Pull out from the material below all lines with "JSON".

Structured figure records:
▬▬▬▬▬▬▬▬▬▬
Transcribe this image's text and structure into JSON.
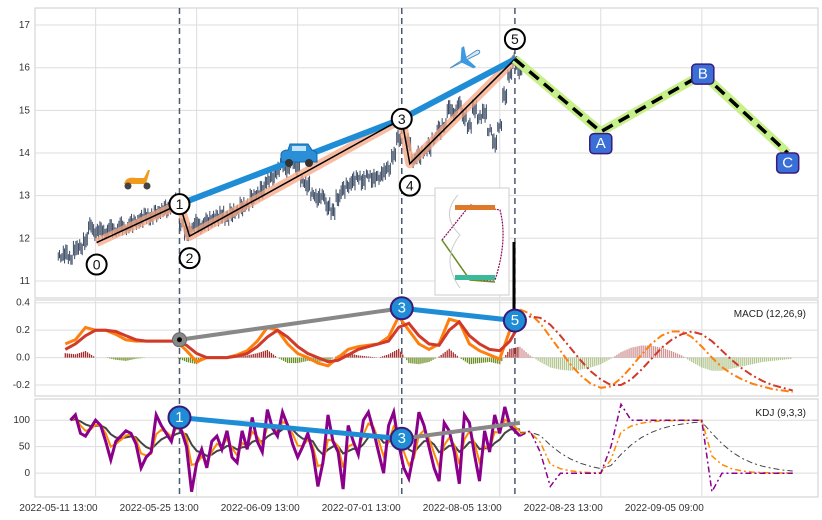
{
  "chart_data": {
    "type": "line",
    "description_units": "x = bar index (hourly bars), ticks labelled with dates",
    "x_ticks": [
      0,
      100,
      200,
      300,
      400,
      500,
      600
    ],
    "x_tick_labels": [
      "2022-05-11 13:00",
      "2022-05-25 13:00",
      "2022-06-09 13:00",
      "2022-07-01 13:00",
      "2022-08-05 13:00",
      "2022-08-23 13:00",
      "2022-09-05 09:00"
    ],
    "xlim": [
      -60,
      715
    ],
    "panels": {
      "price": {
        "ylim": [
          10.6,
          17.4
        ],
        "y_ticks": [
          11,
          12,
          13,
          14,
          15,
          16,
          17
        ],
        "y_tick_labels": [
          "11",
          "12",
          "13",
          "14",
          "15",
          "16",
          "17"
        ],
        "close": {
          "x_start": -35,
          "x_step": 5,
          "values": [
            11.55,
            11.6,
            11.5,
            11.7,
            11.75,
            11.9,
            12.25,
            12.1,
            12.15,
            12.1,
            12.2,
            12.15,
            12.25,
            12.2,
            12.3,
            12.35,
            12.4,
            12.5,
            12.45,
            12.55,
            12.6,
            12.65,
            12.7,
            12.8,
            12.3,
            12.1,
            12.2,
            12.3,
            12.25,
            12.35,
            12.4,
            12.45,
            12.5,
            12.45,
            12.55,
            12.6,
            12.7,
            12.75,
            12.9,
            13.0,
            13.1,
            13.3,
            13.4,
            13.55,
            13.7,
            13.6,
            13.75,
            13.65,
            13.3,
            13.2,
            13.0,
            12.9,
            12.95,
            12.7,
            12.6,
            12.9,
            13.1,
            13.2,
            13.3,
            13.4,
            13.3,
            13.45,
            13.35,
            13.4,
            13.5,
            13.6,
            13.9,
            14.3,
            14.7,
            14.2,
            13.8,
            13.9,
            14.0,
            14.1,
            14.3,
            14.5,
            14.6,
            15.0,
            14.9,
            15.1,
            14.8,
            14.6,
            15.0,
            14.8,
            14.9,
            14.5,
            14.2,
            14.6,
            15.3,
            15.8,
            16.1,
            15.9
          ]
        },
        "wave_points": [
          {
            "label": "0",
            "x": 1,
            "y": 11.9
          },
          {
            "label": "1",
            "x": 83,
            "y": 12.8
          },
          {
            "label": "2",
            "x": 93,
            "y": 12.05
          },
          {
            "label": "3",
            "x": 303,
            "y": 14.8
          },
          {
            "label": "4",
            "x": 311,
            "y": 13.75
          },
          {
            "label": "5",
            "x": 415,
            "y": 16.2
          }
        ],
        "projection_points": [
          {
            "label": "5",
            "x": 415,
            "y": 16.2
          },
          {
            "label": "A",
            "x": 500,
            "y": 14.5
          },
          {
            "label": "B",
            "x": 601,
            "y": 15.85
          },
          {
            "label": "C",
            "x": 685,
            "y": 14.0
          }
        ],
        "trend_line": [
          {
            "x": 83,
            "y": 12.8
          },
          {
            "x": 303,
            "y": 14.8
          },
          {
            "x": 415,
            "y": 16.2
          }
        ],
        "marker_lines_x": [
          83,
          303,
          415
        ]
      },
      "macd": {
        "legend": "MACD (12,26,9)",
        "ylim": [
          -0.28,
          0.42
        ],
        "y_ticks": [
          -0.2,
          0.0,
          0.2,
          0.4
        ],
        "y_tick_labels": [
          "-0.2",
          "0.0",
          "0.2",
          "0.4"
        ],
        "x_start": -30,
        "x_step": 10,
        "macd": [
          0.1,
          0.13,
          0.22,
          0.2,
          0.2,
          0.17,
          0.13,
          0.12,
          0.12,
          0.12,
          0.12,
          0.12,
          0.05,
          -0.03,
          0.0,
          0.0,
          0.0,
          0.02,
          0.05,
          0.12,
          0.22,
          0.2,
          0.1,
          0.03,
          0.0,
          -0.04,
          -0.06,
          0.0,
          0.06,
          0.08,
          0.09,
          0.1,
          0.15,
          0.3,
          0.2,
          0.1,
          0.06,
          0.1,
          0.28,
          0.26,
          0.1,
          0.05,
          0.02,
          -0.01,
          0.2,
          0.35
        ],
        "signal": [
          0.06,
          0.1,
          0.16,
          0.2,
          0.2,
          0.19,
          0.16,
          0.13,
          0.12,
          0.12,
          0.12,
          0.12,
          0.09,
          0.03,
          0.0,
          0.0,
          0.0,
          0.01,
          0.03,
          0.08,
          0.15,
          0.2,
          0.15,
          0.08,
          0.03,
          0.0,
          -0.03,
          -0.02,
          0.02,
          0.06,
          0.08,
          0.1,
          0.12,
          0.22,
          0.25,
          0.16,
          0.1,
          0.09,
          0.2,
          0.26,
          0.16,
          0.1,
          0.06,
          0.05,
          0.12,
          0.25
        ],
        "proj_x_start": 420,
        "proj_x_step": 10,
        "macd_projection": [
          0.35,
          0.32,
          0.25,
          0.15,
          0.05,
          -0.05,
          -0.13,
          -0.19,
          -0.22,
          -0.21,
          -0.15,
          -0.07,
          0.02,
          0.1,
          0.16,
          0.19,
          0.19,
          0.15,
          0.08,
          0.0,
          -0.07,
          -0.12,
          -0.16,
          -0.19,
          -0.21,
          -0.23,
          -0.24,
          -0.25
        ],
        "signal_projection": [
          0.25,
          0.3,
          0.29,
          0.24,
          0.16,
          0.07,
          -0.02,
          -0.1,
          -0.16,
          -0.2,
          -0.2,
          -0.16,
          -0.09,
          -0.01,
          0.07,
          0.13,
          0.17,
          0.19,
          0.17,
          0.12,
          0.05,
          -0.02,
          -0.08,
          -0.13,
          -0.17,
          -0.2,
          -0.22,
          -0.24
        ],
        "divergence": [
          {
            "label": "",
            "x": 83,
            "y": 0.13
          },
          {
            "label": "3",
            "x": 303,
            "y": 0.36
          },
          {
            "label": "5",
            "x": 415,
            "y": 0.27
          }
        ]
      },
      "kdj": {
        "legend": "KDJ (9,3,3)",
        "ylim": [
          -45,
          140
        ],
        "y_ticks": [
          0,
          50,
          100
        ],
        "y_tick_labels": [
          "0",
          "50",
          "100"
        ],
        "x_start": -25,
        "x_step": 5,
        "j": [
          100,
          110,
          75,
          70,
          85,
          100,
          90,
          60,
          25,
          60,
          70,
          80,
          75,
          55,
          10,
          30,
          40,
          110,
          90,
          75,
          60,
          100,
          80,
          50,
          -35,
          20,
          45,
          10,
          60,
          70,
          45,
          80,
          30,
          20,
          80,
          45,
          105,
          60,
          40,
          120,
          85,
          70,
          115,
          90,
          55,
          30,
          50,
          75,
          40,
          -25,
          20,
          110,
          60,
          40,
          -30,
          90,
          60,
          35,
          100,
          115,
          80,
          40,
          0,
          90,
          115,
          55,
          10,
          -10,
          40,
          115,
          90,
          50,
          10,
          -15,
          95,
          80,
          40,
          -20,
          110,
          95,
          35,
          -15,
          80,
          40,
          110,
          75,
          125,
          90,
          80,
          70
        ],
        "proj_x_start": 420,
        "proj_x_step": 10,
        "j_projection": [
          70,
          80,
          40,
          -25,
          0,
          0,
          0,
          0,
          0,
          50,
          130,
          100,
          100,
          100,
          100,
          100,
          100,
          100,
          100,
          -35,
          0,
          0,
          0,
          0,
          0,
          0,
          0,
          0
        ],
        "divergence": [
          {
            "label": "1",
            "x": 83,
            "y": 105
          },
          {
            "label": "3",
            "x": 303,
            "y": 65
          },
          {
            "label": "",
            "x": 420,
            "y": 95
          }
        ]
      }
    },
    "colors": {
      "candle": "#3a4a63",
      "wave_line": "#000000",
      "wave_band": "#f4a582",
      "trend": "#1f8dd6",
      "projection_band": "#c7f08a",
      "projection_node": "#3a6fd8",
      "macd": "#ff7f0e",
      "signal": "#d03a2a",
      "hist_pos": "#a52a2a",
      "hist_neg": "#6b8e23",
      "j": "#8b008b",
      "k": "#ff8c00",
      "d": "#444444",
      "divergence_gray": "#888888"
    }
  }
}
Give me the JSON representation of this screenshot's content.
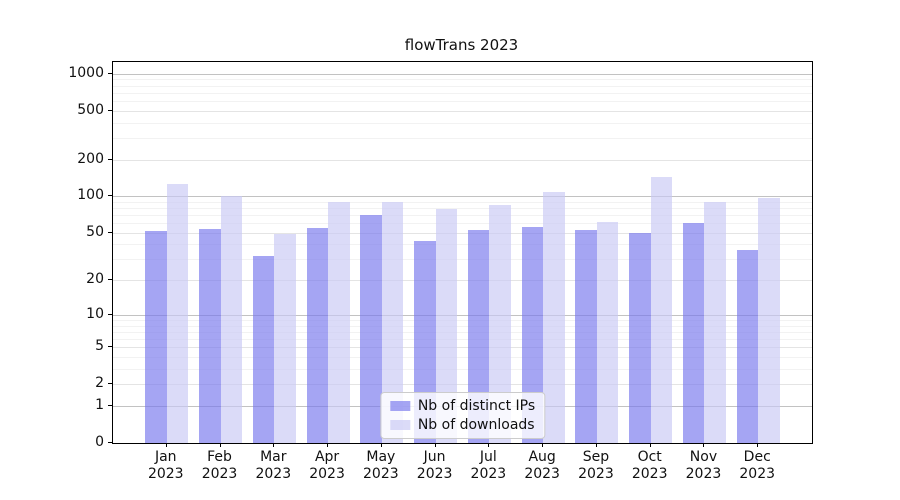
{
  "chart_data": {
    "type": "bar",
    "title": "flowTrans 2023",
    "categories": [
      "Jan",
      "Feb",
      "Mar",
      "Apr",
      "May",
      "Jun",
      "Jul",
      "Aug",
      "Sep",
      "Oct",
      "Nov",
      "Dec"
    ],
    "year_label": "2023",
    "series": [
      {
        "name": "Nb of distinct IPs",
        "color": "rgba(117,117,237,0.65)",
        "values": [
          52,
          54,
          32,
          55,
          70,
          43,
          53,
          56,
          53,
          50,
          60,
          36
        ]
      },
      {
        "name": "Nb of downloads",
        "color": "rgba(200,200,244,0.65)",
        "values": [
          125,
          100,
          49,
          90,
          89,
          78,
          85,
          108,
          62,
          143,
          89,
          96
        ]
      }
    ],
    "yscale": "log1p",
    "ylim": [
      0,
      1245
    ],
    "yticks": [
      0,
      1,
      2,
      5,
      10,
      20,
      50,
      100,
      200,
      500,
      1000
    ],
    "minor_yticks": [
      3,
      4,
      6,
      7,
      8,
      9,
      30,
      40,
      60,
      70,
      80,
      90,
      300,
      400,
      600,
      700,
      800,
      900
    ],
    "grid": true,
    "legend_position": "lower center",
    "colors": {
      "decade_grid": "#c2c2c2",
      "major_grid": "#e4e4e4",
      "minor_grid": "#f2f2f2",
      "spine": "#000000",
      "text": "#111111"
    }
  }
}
▬▬▬▬▬▬▬▬▬▬
Expected answer -
Transcribe this image's text and structure into JSON.
Give me the JSON representation of this screenshot's content.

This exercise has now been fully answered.